Texto de la página:

Encuentro de reflexión sobre la reforma del Código Civil

 

"Ser discípulos misioneros de Cristo hoy"

Palabras conclusivas en el encuentro de reflexión sobre la reforma del Código Civil, realizado el pasado jueves 18 de octubre en el Colegio San Vicente de Paul, de San Martín.




Muy queridos amigos:

Al concluir esta reunión quisiera dirigirles una palabra como lo hace un obispo a la comunidad que le ha sido confiada. Es decir: quiero hablarles con la conciencia de que debo velar por la fe cristiana de ustedes. Velar por su fidelidad al Evangelio de Cristo.
No sabemos bien qué curso tomará el debate parlamentario sobre el Código Civil. Lo más probable es que, salvo algunas pequeñas modificaciones, sea aprobado tal como ha sido presentado. Es decir: que en lo que hace a los valores no negociables para los católicos, se legisle en dirección opuesta a nuestras convicciones.

Al respecto, quisiera señalar tres puntos que me parecen fundamentales:

1. Como católicos tenemos el deber y el derecho de participar en el debate público, haciendo oír nuestra voz y nuestro específico punto de vista. Es lo que estamos haciendo esta noche. Es un deber de conciencia (es decir: ante Dios) hacer presente en este debate ciudadano la posición racional y razonable de los católicos: nuestro modo de comprender a la persona humana, lo que implica la vida virtuosa, el bien común de la sociedad y el vínculo entre la ley positiva y la ley moral. Nosotros somos servidores de la verdad; y, a la larga, la verdad siempre se impone por sí misma. Por eso, nosotros proponemos no imponemos. Es cierto: hay momentos en que algunas grandes verdades humanas parecen oscurecerse, sin embargo, confiamos en Dios y en la obra de Dios en el corazón humano, siempre sediento de todo lo que es verdadero, justo y bueno.

2. Sin embargo, no podemos dejar de preguntarnos: ¿cómo vivir nuestra fe en un contexto social, cultural e incluso legal opuesto a nuestros valores, y, en algunos casos, francamente hostil a la visión cristiana de la vida? Nos preguntamos también: ¿cómo transmitir a nuestros hijos las convicciones, valores y verdades que enseñan a vivir como personas auténticas? ¿Cómo prepararlos, por ejemplo, para el matrimonio indisoluble en una sociedad que prácticamente ha hecho desaparecer esta noción no solo de la ley sino, mucho antes, de la vivencia real de las personas? No hay una respuesta fácil para estas preguntas.

En este Año de la Fe es oportuno recordar que la fe cristiana es un modo de vivir, por tanto, supone el testimonio visible de nuestro sí a Dios en Jesucristo. Es lo que llamamos: la confesión de fe. La palabra “confesión” indica la declaración que se hace ante un tribunal. La tradición cristiana llamabas “confesores” a aquellos discípulos de Cristo que, sin llegar al martirio, habían sufrido por el hecho de ser cristianos.

Tarea asignada 1: Según el texto sobre la reforma del Código Civil, ¿por qué los católicos proponen y no imponen? Explícalo en una a tres oraciones.
Tarea asignada 2: ¿En qué colegio se realizó el encuentro de reflexión, de acuerdo con el texto sobre la reforma del Código Civil?
Tarea asignada 3: Reproduce el fragmento del texto sobre la reforma del Código Civil que va desde "Palabras conclusivas en" hasta "a nuestras convicciones.", y sustituye "debate parlamentario" por "debate legislativo".

Extractos de datos:
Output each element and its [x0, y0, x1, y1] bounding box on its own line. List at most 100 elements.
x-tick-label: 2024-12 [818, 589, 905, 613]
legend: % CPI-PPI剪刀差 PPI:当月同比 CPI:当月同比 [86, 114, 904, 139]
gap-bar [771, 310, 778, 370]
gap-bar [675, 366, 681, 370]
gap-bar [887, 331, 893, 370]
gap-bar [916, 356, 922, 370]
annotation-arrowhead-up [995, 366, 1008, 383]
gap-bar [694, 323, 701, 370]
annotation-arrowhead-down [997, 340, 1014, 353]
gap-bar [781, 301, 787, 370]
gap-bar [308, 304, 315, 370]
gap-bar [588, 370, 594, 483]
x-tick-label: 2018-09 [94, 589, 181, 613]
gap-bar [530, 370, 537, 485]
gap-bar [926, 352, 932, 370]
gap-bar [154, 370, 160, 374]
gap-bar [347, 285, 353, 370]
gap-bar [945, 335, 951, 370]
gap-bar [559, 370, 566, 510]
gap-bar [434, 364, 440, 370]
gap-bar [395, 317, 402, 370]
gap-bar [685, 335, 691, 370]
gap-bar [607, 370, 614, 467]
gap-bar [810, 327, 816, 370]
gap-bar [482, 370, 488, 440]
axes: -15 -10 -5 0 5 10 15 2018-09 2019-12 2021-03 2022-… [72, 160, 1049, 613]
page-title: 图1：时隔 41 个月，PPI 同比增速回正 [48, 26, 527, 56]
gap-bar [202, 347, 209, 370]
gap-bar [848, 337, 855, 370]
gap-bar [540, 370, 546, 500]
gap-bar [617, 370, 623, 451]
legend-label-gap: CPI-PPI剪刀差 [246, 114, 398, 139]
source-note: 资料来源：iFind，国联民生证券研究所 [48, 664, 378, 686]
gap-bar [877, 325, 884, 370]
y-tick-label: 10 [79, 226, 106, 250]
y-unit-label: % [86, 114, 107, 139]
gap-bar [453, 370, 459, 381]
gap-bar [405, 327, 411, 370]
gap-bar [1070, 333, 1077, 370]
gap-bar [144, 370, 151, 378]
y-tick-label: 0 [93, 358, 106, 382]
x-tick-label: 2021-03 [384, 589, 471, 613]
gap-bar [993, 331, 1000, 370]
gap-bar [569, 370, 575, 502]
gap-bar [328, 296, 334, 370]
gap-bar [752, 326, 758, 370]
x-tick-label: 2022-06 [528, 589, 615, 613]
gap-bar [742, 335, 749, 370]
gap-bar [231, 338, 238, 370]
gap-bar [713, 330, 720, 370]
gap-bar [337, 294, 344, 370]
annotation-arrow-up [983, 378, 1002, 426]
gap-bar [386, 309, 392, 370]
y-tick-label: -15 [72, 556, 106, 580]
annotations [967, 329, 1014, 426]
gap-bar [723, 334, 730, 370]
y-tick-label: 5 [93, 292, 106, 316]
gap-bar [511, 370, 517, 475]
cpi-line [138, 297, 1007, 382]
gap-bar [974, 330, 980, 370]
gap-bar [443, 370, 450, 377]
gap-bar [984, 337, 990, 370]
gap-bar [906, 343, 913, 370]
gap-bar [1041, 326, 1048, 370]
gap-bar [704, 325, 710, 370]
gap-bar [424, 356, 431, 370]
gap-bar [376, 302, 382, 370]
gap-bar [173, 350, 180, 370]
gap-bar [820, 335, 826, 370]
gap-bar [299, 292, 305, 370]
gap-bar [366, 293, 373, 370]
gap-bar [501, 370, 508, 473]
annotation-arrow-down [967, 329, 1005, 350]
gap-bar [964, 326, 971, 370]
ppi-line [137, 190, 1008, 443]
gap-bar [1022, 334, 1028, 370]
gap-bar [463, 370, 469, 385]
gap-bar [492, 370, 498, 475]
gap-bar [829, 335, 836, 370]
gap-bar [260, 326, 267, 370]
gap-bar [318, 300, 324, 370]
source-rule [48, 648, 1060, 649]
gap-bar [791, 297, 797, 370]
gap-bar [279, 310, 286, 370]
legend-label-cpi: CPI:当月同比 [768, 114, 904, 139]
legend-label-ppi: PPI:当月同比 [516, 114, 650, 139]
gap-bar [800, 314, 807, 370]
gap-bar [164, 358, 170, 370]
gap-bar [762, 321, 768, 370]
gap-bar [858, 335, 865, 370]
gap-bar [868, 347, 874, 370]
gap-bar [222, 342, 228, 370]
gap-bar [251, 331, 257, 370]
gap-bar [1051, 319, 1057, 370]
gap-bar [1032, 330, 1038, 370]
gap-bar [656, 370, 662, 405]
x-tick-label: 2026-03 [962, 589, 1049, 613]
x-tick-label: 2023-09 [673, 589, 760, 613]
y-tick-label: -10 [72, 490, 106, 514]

Tu respuesta 1: Los católicos proponen y no imponen porque son servidores de la verdad, y la verdad, a la larga, siempre se impone por sí misma.

Tu respuesta 2: En el Colegio San Vicente de Paul, de San Martín.

Tu respuesta 3:
Palabras conclusivas en el encuentro de reflexión sobre la reforma del Código Civil, realizado el pasado jueves 18 de octubre en el Colegio San Vicente de Paul, de San Martín.




Muy queridos amigos:

Al concluir esta reunión quisiera dirigirles una palabra como lo hace un obispo a la comunidad que le ha sido confiada. Es decir: quiero hablarles con la conciencia de que debo velar por la fe cristiana de ustedes. Velar por su fidelidad al Evangelio de Cristo.
No sabemos bien qué curso tomará el debate legislativo sobre el Código Civil. Lo más probable es que, salvo algunas pequeñas modificaciones, sea aprobado tal como ha sido presentado. Es decir: que en lo que hace a los valores no negociables para los católicos, se legisle en dirección opuesta a nuestras convicciones.